Start of RECORDS SUPPLIED

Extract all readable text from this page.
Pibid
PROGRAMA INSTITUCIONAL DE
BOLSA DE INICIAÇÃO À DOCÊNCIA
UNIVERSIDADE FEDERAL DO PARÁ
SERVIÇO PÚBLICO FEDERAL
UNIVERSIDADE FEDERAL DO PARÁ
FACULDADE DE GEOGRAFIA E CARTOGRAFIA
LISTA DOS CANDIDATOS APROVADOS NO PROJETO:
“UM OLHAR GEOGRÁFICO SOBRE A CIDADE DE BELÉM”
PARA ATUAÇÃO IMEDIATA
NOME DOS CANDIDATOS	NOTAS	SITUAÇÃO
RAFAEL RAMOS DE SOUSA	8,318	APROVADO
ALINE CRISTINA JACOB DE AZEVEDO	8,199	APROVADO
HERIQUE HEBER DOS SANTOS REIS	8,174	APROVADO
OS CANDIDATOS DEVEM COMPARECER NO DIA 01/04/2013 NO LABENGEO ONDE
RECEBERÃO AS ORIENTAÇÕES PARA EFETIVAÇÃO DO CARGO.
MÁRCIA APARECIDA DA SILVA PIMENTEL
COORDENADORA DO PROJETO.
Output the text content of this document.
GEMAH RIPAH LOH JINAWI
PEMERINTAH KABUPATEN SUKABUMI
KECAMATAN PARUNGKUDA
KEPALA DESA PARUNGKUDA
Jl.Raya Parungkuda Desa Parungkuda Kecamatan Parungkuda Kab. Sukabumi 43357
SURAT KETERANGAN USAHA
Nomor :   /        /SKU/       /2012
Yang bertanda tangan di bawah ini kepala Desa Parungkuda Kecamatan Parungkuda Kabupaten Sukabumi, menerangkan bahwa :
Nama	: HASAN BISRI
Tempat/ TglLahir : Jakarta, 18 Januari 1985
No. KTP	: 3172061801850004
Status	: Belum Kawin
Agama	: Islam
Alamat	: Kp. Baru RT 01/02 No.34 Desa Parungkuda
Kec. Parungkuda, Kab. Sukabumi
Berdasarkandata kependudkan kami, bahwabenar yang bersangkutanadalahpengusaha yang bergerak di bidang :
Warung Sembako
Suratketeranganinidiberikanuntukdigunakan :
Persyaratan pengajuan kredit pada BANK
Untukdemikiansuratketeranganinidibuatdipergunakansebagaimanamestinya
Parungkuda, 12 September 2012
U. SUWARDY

End of RECORDS SUPPLIED

### EXERCISE DETAILS
Copy all lines from the material that contain "PARA".

### SOLUTION TO THIS TASK
PARA ATUAÇÃO IMEDIATA
RECEBERÃO AS ORIENTAÇÕES PARA EFETIVAÇÃO DO CARGO.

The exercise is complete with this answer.